§ **PROBLEM REQUIREMENTS**
Pull every line that holds the word "Diet" from the entries.
---*---
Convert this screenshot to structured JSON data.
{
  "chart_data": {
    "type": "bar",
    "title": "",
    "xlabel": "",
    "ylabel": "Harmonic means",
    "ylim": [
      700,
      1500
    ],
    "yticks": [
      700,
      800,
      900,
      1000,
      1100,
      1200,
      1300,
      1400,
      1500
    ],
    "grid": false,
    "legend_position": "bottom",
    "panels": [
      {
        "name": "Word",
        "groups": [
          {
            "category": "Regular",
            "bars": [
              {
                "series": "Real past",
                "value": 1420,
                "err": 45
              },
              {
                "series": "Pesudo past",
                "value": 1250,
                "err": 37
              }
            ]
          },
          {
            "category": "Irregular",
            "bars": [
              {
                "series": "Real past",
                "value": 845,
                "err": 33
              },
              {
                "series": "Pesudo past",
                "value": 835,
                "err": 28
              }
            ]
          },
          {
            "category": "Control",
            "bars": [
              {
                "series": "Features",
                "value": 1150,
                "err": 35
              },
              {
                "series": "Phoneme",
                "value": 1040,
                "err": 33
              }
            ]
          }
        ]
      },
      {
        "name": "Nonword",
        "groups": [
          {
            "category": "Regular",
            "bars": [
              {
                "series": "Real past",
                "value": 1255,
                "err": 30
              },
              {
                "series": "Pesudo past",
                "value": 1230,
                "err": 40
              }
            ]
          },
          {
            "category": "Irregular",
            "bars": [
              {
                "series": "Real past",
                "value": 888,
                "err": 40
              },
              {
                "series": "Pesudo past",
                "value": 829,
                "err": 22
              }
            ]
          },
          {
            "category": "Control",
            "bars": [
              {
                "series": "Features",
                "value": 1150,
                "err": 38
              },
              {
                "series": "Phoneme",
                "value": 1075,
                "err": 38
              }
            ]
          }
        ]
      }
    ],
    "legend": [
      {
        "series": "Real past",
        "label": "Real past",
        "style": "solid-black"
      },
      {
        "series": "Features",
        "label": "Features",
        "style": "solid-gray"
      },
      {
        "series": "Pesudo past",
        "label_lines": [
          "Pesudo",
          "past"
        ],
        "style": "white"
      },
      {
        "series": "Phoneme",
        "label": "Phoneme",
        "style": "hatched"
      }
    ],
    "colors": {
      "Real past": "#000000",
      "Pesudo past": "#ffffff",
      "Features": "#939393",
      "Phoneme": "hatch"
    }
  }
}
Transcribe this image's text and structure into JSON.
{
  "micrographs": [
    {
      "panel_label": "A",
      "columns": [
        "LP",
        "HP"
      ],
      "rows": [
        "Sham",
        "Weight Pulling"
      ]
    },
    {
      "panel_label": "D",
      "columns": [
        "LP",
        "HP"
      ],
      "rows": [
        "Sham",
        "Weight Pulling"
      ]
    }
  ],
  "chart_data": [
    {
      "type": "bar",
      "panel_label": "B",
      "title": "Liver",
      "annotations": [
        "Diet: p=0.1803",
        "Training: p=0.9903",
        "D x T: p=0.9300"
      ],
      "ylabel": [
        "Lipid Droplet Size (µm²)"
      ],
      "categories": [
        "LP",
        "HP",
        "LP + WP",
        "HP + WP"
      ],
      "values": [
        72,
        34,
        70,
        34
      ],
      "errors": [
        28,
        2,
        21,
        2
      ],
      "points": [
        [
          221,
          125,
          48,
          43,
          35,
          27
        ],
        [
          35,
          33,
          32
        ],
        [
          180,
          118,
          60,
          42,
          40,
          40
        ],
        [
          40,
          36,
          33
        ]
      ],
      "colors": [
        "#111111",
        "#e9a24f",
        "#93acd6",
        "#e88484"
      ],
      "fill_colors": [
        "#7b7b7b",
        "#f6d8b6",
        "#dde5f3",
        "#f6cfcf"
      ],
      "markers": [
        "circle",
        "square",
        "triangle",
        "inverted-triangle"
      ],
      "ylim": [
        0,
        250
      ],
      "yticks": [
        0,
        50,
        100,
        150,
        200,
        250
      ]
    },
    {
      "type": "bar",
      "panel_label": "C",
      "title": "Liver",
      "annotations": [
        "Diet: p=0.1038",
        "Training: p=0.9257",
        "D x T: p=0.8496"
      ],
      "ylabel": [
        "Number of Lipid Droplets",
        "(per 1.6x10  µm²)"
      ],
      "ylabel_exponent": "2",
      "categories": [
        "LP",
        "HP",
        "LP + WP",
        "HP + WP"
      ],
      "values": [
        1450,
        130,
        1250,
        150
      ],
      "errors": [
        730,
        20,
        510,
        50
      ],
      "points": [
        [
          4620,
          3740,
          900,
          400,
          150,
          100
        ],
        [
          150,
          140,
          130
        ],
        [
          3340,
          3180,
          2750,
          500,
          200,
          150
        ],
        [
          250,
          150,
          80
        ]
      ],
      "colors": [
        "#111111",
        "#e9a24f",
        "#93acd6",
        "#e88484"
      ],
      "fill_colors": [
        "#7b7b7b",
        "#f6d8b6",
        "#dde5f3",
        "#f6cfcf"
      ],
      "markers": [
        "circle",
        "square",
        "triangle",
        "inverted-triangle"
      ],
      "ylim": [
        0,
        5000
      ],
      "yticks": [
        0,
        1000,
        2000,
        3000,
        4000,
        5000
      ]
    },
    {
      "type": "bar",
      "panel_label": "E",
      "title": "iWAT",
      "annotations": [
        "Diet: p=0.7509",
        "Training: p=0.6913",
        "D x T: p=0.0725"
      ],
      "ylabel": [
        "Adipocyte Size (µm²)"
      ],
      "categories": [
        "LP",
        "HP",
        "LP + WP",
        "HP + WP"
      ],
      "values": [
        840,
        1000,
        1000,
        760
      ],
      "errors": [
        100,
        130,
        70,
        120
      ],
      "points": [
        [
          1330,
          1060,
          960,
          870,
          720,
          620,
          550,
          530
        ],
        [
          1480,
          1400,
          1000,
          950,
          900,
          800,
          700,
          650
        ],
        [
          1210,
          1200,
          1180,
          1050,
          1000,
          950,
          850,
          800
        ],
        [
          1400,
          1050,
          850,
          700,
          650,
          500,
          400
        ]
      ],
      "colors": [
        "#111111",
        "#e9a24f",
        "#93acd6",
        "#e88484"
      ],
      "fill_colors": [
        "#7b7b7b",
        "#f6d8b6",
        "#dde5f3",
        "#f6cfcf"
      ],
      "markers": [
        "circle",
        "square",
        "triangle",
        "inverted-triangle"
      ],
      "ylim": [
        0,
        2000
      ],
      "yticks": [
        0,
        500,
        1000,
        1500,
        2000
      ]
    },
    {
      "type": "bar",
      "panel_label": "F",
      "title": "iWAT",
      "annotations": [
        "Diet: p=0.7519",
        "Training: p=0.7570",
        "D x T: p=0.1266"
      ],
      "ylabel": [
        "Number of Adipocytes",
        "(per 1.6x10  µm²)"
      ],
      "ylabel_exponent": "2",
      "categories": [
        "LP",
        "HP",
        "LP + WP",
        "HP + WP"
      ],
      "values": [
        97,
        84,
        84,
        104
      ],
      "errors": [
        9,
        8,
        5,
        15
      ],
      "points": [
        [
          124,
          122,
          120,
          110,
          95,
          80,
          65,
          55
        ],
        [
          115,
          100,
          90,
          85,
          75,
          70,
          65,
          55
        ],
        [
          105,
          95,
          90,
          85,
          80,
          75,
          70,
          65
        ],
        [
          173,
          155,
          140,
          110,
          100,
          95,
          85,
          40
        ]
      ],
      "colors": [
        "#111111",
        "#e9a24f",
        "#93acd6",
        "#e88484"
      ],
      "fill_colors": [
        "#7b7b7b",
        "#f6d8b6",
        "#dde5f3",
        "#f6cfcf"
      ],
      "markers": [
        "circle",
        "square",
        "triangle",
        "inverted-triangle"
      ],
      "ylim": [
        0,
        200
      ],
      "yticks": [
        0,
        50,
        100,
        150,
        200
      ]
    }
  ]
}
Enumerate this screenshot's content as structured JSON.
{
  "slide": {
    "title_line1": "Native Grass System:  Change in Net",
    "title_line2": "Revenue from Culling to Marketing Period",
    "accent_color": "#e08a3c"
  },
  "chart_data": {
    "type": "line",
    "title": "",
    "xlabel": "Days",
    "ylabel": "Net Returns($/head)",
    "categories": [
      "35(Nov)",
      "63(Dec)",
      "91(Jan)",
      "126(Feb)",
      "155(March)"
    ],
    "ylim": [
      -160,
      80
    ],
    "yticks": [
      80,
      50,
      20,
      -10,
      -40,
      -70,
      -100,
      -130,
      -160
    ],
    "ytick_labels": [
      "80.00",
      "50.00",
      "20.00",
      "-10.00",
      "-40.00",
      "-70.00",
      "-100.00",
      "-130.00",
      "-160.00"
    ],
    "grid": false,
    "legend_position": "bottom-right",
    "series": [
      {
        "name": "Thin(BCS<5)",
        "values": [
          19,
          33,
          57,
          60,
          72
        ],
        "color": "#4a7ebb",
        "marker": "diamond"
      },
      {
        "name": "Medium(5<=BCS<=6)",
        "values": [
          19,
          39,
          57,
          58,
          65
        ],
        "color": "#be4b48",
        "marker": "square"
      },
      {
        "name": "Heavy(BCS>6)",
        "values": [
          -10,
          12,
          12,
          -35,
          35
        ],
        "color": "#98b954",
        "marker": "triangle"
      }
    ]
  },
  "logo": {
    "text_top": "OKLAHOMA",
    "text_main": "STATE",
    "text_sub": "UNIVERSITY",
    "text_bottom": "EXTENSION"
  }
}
---*---
§ **RESULT FOR THIS EXERCISE**
        "Diet: p=0.1803",
        "Diet: p=0.1038",
        "Diet: p=0.7509",
        "Diet: p=0.7519",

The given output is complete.